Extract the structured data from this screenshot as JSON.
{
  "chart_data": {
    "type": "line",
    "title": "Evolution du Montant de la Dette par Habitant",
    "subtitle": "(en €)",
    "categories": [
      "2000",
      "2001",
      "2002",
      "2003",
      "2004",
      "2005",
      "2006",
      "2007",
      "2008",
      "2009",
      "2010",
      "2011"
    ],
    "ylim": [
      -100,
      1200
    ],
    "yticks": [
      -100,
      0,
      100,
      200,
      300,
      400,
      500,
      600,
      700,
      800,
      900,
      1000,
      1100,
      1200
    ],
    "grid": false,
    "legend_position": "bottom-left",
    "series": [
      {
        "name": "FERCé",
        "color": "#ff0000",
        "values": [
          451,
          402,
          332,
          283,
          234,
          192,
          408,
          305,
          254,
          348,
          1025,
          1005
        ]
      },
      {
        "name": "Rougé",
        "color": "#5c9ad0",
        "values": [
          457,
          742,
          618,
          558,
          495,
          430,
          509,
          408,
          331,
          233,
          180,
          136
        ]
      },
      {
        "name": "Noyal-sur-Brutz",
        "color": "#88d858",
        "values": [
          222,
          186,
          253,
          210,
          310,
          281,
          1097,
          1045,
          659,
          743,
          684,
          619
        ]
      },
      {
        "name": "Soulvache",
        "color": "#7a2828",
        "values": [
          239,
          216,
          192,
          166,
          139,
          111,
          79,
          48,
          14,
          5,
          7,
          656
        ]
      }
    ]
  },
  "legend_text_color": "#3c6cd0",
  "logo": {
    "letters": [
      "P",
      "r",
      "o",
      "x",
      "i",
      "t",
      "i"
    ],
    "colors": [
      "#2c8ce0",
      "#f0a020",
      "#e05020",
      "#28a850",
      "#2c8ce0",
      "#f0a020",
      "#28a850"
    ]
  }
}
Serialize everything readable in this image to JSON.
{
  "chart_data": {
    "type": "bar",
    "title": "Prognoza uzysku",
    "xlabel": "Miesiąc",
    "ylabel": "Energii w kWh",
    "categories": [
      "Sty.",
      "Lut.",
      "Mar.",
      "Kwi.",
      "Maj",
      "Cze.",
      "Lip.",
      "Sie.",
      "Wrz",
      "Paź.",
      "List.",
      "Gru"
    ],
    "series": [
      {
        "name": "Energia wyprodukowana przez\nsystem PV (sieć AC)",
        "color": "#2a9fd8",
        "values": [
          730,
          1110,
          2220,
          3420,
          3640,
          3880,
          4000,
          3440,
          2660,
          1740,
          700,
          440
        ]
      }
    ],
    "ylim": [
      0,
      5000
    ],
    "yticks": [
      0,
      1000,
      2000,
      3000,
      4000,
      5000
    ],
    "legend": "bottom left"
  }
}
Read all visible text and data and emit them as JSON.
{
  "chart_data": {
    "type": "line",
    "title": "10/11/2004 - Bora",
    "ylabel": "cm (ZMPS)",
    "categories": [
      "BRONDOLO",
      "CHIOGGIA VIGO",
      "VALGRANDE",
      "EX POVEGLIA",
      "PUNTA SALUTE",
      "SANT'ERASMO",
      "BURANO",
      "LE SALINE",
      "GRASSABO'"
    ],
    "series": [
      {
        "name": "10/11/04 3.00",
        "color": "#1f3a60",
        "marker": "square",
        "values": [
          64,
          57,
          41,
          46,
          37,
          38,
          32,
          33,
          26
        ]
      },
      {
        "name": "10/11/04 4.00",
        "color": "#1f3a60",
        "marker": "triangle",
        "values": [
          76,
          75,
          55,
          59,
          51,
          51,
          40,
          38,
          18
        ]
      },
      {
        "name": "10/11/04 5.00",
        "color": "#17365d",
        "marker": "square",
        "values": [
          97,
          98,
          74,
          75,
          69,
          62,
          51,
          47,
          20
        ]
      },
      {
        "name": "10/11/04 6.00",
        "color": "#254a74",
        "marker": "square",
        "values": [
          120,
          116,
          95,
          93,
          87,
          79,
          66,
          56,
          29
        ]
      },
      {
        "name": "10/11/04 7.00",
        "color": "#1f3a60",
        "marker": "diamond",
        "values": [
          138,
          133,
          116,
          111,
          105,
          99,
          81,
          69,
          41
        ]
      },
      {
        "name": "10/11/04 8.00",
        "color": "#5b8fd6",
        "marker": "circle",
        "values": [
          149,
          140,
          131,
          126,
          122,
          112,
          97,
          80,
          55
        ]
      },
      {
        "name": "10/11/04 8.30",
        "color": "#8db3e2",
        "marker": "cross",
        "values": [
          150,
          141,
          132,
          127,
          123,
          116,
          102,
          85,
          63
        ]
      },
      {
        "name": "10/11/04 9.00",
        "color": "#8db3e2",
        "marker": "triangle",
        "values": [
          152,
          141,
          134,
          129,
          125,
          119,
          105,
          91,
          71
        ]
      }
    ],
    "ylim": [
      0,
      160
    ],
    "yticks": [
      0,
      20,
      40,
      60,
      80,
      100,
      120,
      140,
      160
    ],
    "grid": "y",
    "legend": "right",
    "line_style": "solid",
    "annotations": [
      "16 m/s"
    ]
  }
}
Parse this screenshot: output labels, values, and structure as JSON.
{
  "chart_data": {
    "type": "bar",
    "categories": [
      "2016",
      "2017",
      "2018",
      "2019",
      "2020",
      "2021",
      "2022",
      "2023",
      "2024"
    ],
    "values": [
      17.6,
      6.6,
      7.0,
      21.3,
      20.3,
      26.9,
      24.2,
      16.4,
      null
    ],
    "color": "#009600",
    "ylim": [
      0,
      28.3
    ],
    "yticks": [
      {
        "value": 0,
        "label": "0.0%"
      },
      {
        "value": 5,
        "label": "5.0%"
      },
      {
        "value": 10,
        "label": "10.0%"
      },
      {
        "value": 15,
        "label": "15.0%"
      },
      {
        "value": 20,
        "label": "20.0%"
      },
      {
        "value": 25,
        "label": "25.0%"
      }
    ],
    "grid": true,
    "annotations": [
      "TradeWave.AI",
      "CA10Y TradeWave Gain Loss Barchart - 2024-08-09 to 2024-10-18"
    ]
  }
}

# Brief
From the entries above, list each line with "screenshot" in it.

# Final result
Extract the structured data from this screenshot as JSON.
Parse this screenshot: output labels, values, and structure as JSON.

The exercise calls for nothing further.